--- START OF SUPPLIED DATA ---

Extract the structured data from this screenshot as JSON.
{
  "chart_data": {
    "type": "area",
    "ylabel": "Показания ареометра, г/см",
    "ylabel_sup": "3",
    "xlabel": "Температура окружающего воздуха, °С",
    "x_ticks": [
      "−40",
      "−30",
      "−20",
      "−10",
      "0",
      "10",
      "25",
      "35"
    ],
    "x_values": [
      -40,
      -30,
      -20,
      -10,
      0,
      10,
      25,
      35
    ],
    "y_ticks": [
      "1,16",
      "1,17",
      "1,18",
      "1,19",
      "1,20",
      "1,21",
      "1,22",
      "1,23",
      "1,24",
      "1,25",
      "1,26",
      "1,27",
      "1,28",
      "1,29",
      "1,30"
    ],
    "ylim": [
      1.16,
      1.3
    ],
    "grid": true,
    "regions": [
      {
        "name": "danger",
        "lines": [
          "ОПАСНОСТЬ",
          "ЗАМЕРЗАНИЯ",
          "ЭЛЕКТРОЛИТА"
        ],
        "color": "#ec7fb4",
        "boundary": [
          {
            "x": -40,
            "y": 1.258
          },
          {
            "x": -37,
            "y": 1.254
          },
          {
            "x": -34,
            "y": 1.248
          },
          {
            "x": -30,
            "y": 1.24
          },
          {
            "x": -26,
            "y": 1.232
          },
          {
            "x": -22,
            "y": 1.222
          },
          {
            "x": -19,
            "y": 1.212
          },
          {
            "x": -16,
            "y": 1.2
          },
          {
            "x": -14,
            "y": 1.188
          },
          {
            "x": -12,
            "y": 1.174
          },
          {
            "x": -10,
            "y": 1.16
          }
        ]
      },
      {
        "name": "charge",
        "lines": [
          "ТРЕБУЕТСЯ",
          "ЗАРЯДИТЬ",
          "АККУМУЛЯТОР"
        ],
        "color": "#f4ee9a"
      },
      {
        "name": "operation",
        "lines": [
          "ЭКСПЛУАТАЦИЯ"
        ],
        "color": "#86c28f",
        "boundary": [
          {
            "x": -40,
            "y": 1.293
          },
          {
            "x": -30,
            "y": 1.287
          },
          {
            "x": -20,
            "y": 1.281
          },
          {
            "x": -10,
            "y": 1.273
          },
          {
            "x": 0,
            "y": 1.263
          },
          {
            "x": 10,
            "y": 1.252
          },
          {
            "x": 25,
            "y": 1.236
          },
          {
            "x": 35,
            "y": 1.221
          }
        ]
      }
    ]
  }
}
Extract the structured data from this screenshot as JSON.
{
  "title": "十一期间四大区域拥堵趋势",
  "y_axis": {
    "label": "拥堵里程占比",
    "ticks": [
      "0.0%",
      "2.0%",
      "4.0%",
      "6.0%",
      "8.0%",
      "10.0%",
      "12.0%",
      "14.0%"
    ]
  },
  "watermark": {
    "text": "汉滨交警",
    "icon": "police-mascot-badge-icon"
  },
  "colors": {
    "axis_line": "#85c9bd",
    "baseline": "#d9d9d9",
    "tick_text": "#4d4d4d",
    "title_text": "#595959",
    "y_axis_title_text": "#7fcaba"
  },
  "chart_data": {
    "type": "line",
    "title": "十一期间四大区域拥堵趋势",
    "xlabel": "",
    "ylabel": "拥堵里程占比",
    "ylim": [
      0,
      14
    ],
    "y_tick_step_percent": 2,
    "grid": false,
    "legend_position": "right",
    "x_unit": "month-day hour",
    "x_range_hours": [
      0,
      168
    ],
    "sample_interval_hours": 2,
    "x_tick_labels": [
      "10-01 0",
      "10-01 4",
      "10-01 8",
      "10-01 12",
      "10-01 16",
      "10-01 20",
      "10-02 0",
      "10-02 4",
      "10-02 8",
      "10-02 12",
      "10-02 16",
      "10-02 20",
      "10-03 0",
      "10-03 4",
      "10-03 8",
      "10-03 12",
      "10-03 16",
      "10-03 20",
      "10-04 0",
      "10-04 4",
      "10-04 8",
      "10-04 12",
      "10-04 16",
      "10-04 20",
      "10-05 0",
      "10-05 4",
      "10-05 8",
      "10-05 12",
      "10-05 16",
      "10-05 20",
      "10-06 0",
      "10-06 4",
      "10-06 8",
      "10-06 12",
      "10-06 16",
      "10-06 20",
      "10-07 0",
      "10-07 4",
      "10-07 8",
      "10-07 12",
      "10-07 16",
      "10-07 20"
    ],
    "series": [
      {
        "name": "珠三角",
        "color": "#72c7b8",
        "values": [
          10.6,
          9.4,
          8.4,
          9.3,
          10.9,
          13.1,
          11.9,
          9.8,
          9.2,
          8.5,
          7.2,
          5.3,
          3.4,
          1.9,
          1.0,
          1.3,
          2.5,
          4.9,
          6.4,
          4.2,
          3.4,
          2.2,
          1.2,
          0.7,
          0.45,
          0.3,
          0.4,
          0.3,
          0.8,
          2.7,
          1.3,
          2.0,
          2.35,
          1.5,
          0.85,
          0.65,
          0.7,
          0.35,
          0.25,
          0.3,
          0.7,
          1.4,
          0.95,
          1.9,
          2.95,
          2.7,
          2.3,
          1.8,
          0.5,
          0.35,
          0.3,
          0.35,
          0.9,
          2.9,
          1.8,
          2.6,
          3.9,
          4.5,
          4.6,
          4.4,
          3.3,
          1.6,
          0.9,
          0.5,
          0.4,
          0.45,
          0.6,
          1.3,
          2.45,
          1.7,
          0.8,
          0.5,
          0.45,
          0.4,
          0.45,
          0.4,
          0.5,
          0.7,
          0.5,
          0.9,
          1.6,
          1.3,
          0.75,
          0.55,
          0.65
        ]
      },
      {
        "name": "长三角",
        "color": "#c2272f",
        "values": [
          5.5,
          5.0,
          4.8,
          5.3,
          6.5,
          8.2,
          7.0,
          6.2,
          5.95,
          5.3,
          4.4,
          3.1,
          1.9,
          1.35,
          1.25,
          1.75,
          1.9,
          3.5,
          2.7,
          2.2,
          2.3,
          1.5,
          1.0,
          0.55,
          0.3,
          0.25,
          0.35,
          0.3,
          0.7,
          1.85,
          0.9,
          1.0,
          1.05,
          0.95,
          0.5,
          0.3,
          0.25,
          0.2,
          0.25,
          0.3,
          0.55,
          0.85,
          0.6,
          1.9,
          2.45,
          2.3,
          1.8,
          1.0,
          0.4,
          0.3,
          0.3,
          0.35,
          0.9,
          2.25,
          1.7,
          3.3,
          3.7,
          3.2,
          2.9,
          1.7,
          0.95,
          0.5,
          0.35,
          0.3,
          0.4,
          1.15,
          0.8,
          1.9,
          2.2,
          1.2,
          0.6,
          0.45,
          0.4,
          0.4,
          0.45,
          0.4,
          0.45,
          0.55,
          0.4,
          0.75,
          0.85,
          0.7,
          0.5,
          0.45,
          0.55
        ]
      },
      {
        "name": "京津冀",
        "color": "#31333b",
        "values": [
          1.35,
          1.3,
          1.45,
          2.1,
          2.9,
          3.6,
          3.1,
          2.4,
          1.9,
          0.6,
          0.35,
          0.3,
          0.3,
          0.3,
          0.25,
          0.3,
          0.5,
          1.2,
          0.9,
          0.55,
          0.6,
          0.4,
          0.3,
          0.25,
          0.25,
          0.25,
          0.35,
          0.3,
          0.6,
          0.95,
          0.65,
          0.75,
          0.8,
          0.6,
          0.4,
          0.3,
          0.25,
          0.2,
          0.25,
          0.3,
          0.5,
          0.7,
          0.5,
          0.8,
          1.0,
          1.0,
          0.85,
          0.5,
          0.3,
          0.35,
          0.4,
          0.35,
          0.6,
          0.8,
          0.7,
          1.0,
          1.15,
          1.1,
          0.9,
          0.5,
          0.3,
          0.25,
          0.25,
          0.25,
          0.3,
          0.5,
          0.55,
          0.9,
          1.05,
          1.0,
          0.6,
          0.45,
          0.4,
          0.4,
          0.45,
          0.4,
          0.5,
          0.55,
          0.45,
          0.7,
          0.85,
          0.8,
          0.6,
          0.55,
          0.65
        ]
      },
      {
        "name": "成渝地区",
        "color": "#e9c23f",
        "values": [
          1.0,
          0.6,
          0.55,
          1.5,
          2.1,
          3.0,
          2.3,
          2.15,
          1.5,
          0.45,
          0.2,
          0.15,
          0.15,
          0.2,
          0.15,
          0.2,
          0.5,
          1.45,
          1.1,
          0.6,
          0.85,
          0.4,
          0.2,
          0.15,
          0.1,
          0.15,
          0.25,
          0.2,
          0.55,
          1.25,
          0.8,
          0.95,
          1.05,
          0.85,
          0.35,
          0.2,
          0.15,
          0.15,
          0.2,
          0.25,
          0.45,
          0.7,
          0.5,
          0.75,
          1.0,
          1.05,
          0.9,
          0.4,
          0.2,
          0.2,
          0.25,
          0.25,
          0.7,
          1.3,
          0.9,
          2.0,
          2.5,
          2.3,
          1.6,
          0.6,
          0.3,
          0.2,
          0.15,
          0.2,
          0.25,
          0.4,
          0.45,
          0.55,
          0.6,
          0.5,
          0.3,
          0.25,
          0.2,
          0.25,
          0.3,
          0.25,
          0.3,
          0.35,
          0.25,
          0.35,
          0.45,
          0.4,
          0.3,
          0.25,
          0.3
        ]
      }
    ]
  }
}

--- END OF SUPPLIED DATA ---

**STATED PROBLEM**
Extract lines where the string "xlabel" occurs.

**EXERCISE RESPONSE**
    "xlabel": "Температура окружающего воздуха, °С",
    "xlabel": "",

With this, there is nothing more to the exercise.